**PROBLEM:** Tally the lines that include "Pierre". Output the number only.

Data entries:
** BEGIN **
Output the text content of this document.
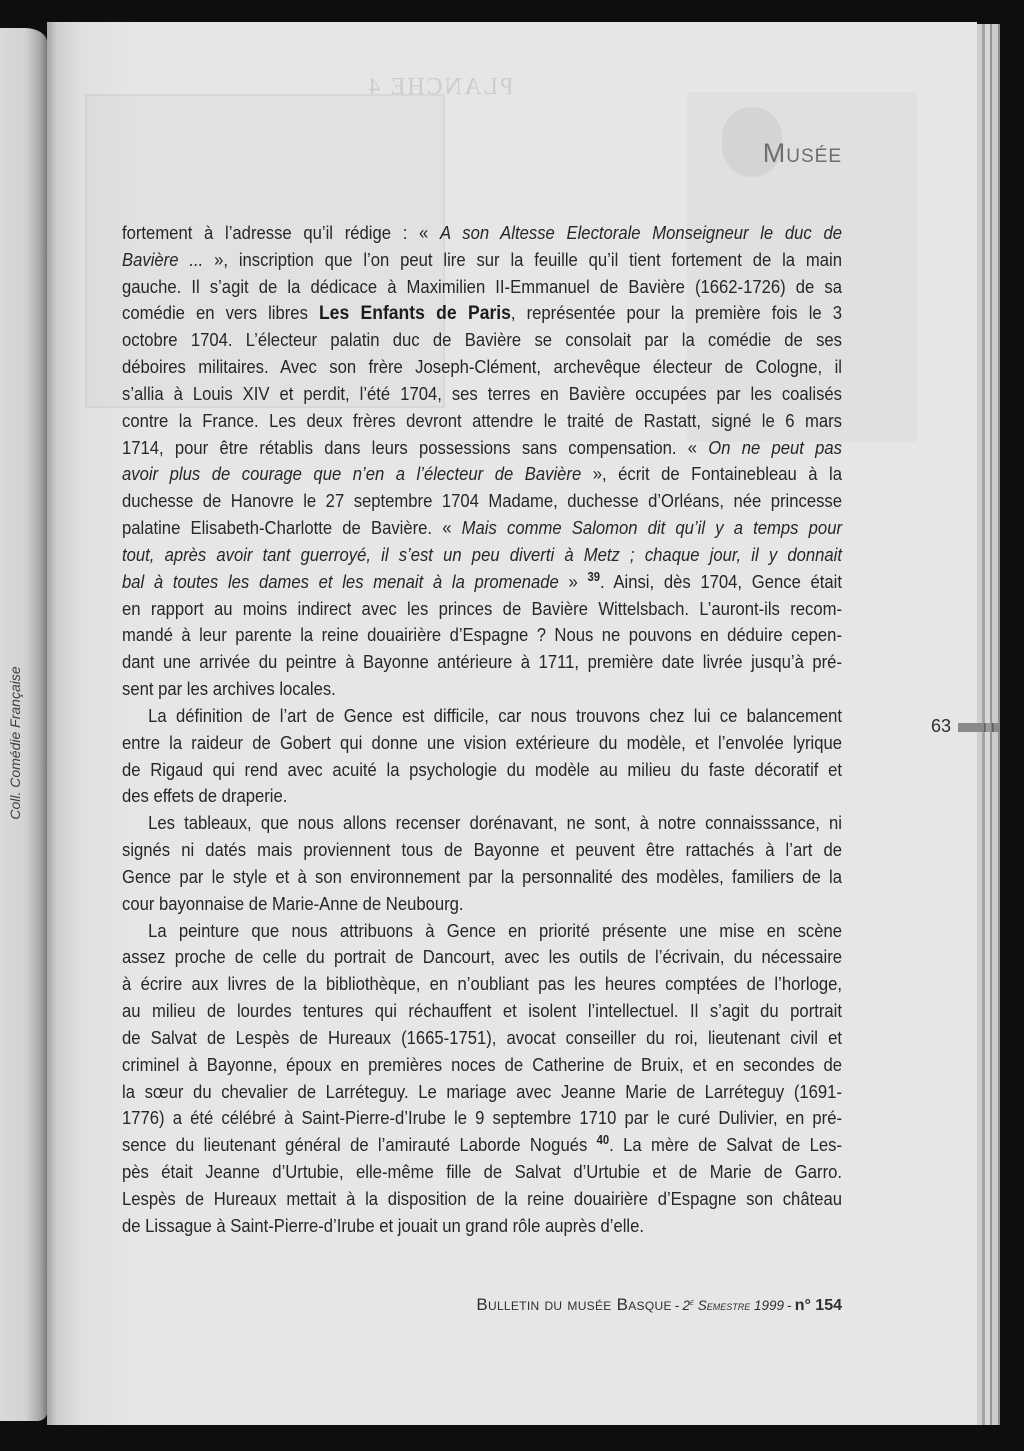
Coll. Comédie Française
PLANCHE 4
Musée
fortement à l’adresse qu’il rédige : « A son Altesse Electorale Monseigneur le duc de
Bavière ... », inscription que l’on peut lire sur la feuille qu’il tient fortement de la main
gauche. Il s’agit de la dédicace à Maximilien II-Emmanuel de Bavière (1662-1726) de sa
comédie en vers libres Les Enfants de Paris, représentée pour la première fois le 3
octobre 1704. L’électeur palatin duc de Bavière se consolait par la comédie de ses
déboires militaires. Avec son frère Joseph-Clément, archevêque électeur de Cologne, il
s’allia à Louis XIV et perdit, l’été 1704, ses terres en Bavière occupées par les coalisés
contre la France. Les deux frères devront attendre le traité de Rastatt, signé le 6 mars
1714, pour être rétablis dans leurs possessions sans compensation. « On ne peut pas
avoir plus de courage que n’en a l’électeur de Bavière », écrit de Fontainebleau à la
duchesse de Hanovre le 27 septembre 1704 Madame, duchesse d’Orléans, née princesse
palatine Elisabeth-Charlotte de Bavière. « Mais comme Salomon dit qu’il y a temps pour
tout, après avoir tant guerroyé, il s’est un peu diverti à Metz ; chaque jour, il y donnait
bal à toutes les dames et les menait à la promenade » $^{39}$. Ainsi, dès 1704, Gence était
en rapport au moins indirect avec les princes de Bavière Wittelsbach. L’auront-ils recom-
mandé à leur parente la reine douairière d’Espagne ? Nous ne pouvons en déduire cepen-
dant une arrivée du peintre à Bayonne antérieure à 1711, première date livrée jusqu’à pré-
sent par les archives locales.
La définition de l’art de Gence est difficile, car nous trouvons chez lui ce balancement
entre la raideur de Gobert qui donne une vision extérieure du modèle, et l’envolée lyrique
de Rigaud qui rend avec acuité la psychologie du modèle au milieu du faste décoratif et
des effets de draperie.
Les tableaux, que nous allons recenser dorénavant, ne sont, à notre connaisssance, ni
signés ni datés mais proviennent tous de Bayonne et peuvent être rattachés à l’art de
Gence par le style et à son environnement par la personnalité des modèles, familiers de la
cour bayonnaise de Marie-Anne de Neubourg.
La peinture que nous attribuons à Gence en priorité présente une mise en scène
assez proche de celle du portrait de Dancourt, avec les outils de l’écrivain, du nécessaire
à écrire aux livres de la bibliothèque, en n’oubliant pas les heures comptées de l’horloge,
au milieu de lourdes tentures qui réchauffent et isolent l’intellectuel. Il s’agit du portrait
de Salvat de Lespès de Hureaux (1665-1751), avocat conseiller du roi, lieutenant civil et
criminel à Bayonne, époux en premières noces de Catherine de Bruix, et en secondes de
la sœur du chevalier de Larréteguy. Le mariage avec Jeanne Marie de Larréteguy (1691-
1776) a été célébré à Saint-Pierre-d’Irube le 9 septembre 1710 par le curé Dulivier, en pré-
sence du lieutenant général de l’amirauté Laborde Nogués $^{40}$. La mère de Salvat de Les-
pès était Jeanne d’Urtubie, elle-même fille de Salvat d’Urtubie et de Marie de Garro.
Lespès de Hureaux mettait à la disposition de la reine douairière d’Espagne son château
de Lissague à Saint-Pierre-d’Irube et jouait un grand rôle auprès d’elle.
63
Bulletin du musée Basque - 2e Semestre 1999 - n° 154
** END **
**ANSWER FOR THIS EXERCISE:** 2